| Task statement |
Repeat the records verbatim and leave the pictures out of your copy.

===== Data extract

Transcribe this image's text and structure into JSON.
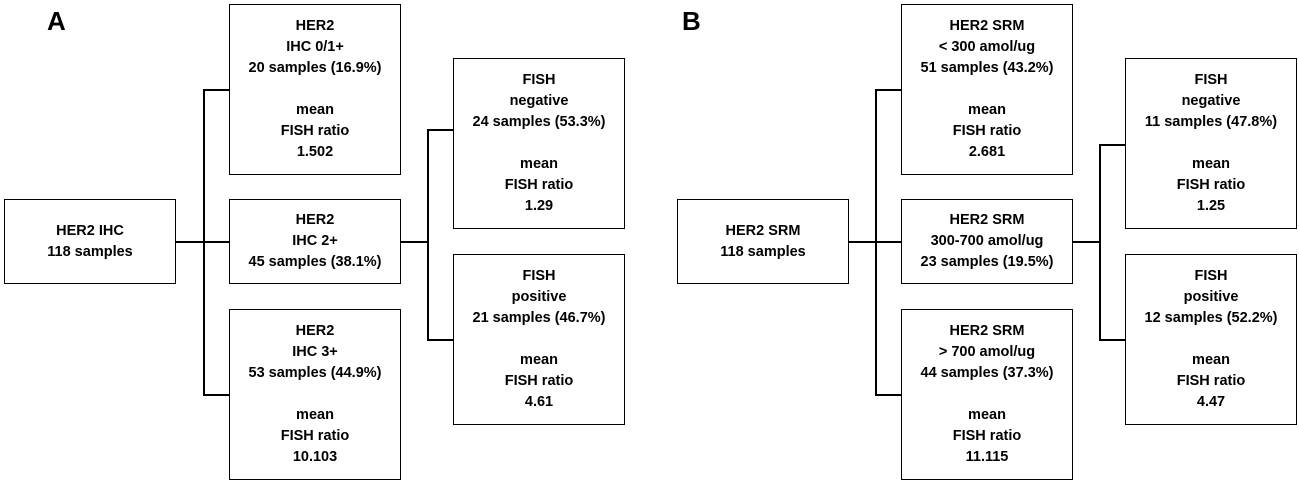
{
  "panels": [
    {
      "label": "A",
      "root": [
        "HER2 IHC",
        "118 samples"
      ],
      "level1": [
        {
          "lines": [
            "HER2",
            "IHC 0/1+",
            "20 samples (16.9%)"
          ],
          "mean": [
            "mean",
            "FISH ratio",
            "1.502"
          ]
        },
        {
          "lines": [
            "HER2",
            "IHC 2+",
            "45 samples (38.1%)"
          ],
          "mean": []
        },
        {
          "lines": [
            "HER2",
            "IHC 3+",
            "53 samples (44.9%)"
          ],
          "mean": [
            "mean",
            "FISH ratio",
            "10.103"
          ]
        }
      ],
      "level2": [
        {
          "lines": [
            "FISH",
            "negative",
            "24 samples (53.3%)"
          ],
          "mean": [
            "mean",
            "FISH ratio",
            "1.29"
          ]
        },
        {
          "lines": [
            "FISH",
            "positive",
            "21 samples (46.7%)"
          ],
          "mean": [
            "mean",
            "FISH ratio",
            "4.61"
          ]
        }
      ]
    },
    {
      "label": "B",
      "root": [
        "HER2 SRM",
        "118 samples"
      ],
      "level1": [
        {
          "lines": [
            "HER2 SRM",
            "< 300 amol/ug",
            "51 samples (43.2%)"
          ],
          "mean": [
            "mean",
            "FISH ratio",
            "2.681"
          ]
        },
        {
          "lines": [
            "HER2 SRM",
            "300-700 amol/ug",
            "23 samples (19.5%)"
          ],
          "mean": []
        },
        {
          "lines": [
            "HER2 SRM",
            "> 700 amol/ug",
            "44 samples (37.3%)"
          ],
          "mean": [
            "mean",
            "FISH ratio",
            "11.115"
          ]
        }
      ],
      "level2": [
        {
          "lines": [
            "FISH",
            "negative",
            "11 samples (47.8%)"
          ],
          "mean": [
            "mean",
            "FISH ratio",
            "1.25"
          ]
        },
        {
          "lines": [
            "FISH",
            "positive",
            "12 samples (52.2%)"
          ],
          "mean": [
            "mean",
            "FISH ratio",
            "4.47"
          ]
        }
      ]
    }
  ]
}
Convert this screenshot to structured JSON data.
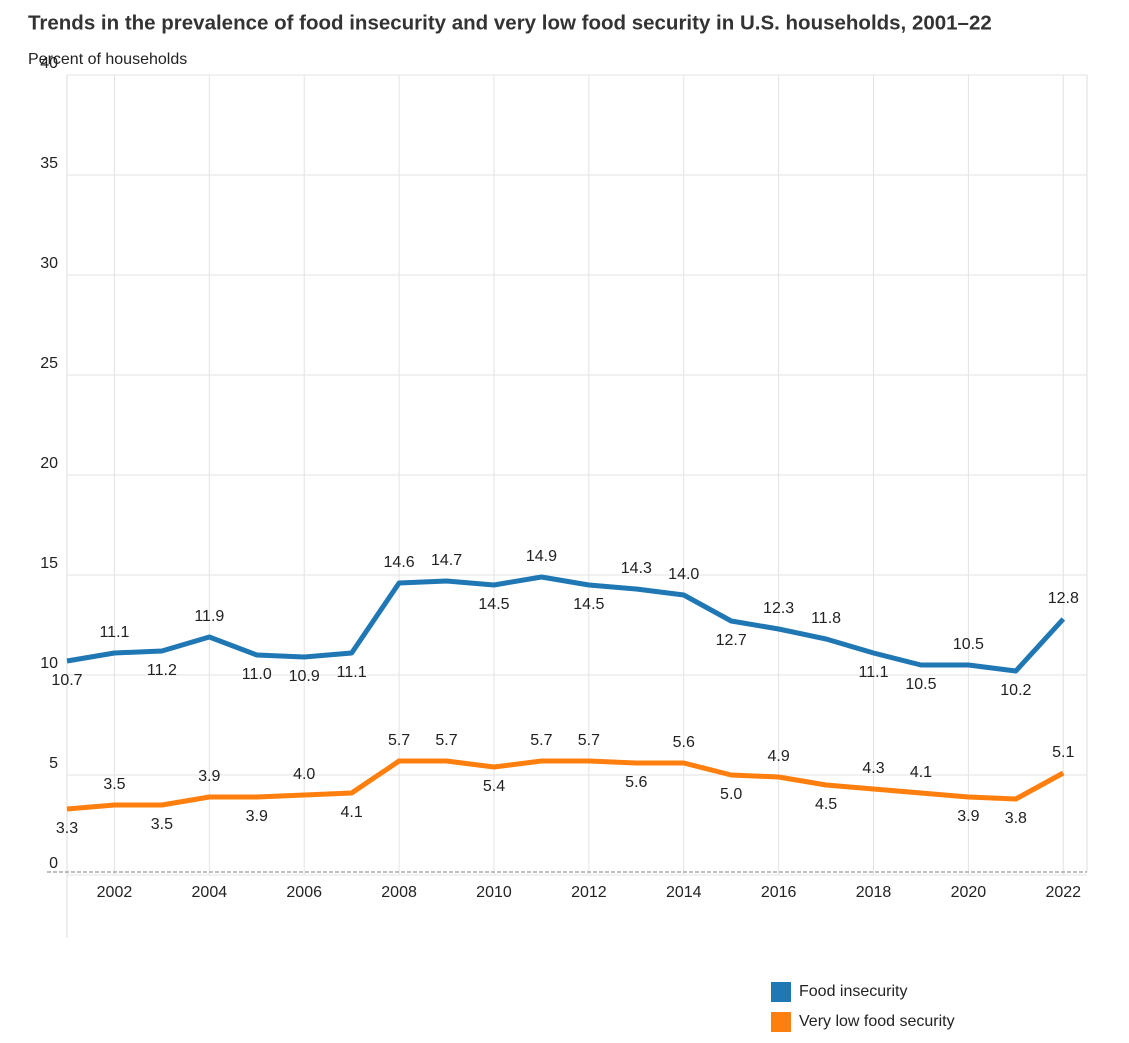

==========

| Result for this task |
Transcribe this image's text and structure into JSON.
{
  "panels": [
    {
      "label": "A",
      "root": [
        "HER2 IHC",
        "118 samples"
      ],
      "level1": [
        {
          "lines": [
            "HER2",
            "IHC 0/1+",
            "20 samples (16.9%)"
          ],
          "mean": [
            "mean",
            "FISH ratio",
            "1.502"
          ]
        },
        {
          "lines": [
            "HER2",
            "IHC 2+",
            "45 samples (38.1%)"
          ],
          "mean": []
        },
        {
          "lines": [
            "HER2",
            "IHC 3+",
            "53 samples (44.9%)"
          ],
          "mean": [
            "mean",
            "FISH ratio",
            "10.103"
          ]
        }
      ],
      "level2": [
        {
          "lines": [
            "FISH",
            "negative",
            "24 samples (53.3%)"
          ],
          "mean": [
            "mean",
            "FISH ratio",
            "1.29"
          ]
        },
        {
          "lines": [
            "FISH",
            "positive",
            "21 samples (46.7%)"
          ],
          "mean": [
            "mean",
            "FISH ratio",
            "4.61"
          ]
        }
      ]
    },
    {
      "label": "B",
      "root": [
        "HER2 SRM",
        "118 samples"
      ],
      "level1": [
        {
          "lines": [
            "HER2 SRM",
            "< 300 amol/ug",
            "51 samples (43.2%)"
          ],
          "mean": [
            "mean",
            "FISH ratio",
            "2.681"
          ]
        },
        {
          "lines": [
            "HER2 SRM",
            "300-700 amol/ug",
            "23 samples (19.5%)"
          ],
          "mean": []
        },
        {
          "lines": [
            "HER2 SRM",
            "> 700 amol/ug",
            "44 samples (37.3%)"
          ],
          "mean": [
            "mean",
            "FISH ratio",
            "11.115"
          ]
        }
      ],
      "level2": [
        {
          "lines": [
            "FISH",
            "negative",
            "11 samples (47.8%)"
          ],
          "mean": [
            "mean",
            "FISH ratio",
            "1.25"
          ]
        },
        {
          "lines": [
            "FISH",
            "positive",
            "12 samples (52.2%)"
          ],
          "mean": [
            "mean",
            "FISH ratio",
            "4.47"
          ]
        }
      ]
    }
  ]
}
Convert this screenshot to structured JSON data.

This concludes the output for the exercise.